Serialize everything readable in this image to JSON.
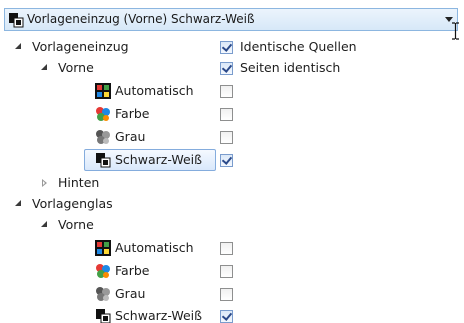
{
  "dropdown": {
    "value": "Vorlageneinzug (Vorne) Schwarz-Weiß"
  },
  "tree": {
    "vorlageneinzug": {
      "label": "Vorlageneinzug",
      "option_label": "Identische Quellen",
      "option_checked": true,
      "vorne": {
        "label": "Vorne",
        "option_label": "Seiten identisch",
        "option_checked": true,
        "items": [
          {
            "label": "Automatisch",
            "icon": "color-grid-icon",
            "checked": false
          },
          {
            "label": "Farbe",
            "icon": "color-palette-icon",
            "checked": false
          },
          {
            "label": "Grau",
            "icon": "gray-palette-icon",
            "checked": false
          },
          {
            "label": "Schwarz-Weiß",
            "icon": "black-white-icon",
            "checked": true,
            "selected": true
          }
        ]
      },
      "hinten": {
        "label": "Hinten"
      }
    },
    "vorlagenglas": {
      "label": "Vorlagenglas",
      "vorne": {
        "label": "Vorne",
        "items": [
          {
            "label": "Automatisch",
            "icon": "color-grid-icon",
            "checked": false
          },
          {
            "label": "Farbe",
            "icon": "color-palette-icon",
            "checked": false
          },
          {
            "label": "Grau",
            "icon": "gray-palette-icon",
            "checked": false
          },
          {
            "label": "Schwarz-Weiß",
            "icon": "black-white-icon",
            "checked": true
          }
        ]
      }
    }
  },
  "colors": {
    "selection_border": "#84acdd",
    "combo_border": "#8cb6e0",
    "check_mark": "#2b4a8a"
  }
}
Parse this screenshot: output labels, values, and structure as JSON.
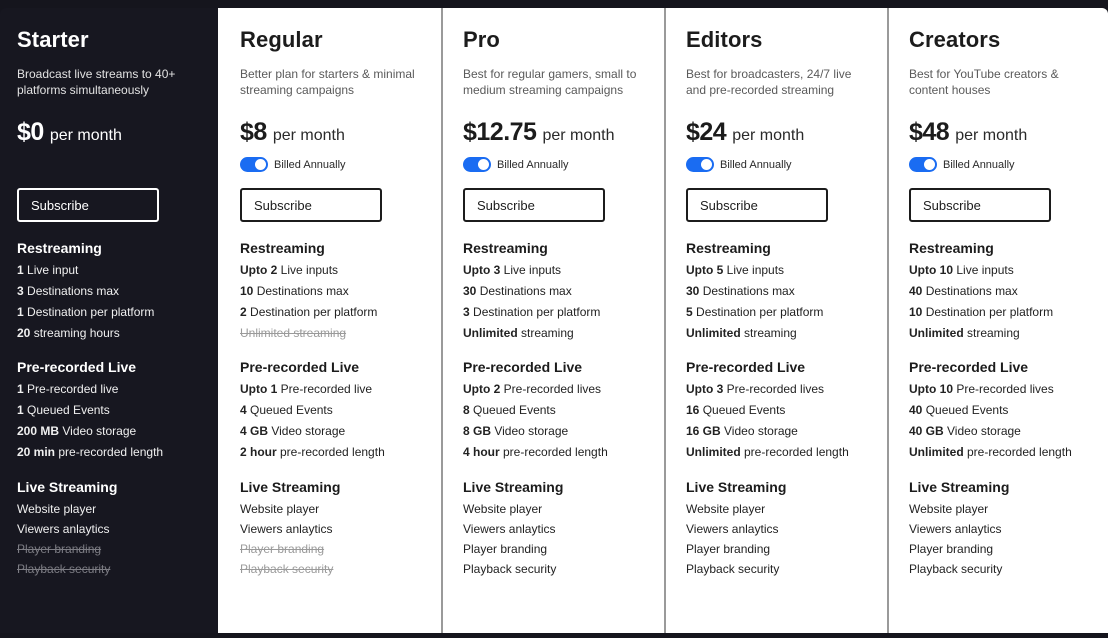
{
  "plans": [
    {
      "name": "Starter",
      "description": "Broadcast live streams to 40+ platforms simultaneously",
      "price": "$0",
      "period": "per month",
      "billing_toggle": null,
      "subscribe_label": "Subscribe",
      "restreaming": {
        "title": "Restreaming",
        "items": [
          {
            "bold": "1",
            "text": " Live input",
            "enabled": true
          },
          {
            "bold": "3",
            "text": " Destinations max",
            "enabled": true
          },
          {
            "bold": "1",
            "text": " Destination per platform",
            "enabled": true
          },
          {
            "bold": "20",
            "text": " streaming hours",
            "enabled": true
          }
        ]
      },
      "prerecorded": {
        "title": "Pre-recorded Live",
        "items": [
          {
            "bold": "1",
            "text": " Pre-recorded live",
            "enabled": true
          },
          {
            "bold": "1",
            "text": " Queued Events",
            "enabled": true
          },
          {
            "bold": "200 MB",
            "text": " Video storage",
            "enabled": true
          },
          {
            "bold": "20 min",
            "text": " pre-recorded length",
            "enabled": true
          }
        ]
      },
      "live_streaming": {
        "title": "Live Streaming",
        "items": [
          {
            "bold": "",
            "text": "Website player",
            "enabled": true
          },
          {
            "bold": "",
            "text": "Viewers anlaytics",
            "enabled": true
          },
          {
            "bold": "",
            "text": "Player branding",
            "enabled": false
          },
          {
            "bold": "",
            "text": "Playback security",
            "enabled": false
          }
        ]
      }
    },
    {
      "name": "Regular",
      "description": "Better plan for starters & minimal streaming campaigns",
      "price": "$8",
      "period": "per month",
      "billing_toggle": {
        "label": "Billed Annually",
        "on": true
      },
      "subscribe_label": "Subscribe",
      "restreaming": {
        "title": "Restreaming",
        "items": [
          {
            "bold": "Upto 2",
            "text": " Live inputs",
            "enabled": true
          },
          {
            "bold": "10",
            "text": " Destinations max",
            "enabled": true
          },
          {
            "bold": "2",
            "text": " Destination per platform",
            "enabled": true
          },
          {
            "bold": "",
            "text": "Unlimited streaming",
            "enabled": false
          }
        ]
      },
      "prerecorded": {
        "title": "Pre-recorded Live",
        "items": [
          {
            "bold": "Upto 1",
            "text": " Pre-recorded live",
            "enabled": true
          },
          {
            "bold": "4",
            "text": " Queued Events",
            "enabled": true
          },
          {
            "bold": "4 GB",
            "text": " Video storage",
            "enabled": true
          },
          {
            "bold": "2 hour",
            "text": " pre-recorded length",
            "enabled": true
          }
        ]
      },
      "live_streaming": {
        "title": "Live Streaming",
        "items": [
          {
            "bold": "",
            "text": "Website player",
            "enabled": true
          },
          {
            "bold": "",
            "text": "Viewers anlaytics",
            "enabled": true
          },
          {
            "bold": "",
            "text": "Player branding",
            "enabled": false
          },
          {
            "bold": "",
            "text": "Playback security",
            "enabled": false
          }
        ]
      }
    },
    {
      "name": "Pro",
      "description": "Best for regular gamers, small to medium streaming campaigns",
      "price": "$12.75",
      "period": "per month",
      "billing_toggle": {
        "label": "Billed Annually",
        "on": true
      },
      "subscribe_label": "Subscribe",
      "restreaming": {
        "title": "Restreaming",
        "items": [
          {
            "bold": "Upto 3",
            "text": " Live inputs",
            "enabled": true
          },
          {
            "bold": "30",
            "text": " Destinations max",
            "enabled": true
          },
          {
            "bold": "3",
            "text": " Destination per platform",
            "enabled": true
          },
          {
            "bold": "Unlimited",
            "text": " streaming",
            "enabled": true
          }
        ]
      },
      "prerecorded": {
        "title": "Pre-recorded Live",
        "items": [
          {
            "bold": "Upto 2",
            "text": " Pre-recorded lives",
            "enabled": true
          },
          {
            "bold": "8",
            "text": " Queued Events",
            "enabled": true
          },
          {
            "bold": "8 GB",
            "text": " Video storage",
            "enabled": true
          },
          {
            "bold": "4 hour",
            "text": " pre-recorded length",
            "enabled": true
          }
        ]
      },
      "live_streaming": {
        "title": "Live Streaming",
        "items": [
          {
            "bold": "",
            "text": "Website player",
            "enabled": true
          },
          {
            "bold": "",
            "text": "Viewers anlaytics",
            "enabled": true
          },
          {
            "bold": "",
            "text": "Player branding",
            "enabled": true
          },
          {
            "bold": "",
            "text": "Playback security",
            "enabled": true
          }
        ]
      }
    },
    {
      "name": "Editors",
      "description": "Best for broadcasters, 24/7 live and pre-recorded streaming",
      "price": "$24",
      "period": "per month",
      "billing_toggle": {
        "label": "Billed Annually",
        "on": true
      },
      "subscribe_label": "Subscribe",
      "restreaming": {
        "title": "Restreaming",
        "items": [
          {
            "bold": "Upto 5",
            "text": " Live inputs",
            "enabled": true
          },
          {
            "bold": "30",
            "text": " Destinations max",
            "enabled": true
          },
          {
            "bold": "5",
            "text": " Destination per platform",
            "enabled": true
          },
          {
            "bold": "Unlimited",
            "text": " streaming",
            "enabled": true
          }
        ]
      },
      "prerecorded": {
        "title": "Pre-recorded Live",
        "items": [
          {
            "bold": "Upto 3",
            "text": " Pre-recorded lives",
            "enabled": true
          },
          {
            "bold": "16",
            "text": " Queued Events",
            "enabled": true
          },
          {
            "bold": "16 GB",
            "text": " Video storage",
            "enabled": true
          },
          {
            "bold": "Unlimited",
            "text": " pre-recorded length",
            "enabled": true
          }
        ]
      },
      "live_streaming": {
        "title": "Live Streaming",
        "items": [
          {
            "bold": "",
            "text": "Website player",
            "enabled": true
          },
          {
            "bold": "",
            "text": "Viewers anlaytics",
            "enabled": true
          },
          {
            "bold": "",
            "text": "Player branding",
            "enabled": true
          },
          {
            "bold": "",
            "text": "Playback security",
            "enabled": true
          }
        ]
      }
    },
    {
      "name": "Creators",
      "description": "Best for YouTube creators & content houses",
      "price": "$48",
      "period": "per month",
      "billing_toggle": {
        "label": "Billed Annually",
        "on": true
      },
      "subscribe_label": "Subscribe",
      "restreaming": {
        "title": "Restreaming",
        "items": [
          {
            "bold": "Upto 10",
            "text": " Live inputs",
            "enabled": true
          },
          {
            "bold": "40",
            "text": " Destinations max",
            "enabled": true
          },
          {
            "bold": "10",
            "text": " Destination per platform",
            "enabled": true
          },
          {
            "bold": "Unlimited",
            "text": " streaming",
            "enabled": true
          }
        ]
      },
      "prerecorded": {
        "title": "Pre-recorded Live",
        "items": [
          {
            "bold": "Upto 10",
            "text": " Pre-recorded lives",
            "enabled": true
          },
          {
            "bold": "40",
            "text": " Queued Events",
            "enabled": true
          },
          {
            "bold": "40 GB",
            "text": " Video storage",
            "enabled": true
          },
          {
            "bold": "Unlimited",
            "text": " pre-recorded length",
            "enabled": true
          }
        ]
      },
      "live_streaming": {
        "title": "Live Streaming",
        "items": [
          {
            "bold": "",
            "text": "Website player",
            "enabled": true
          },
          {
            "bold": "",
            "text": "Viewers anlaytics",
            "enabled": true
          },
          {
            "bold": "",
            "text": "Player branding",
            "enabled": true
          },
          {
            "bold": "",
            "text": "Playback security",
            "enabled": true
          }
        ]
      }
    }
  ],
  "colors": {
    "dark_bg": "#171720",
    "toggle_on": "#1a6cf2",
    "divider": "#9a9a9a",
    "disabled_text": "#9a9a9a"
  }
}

• _To be done_:
Copy out each line of the data containing the string "this".

• _Solved problem_:
Serialize everything readable in this image to JSON.
Parse this screenshot: output labels, values, and structure as JSON.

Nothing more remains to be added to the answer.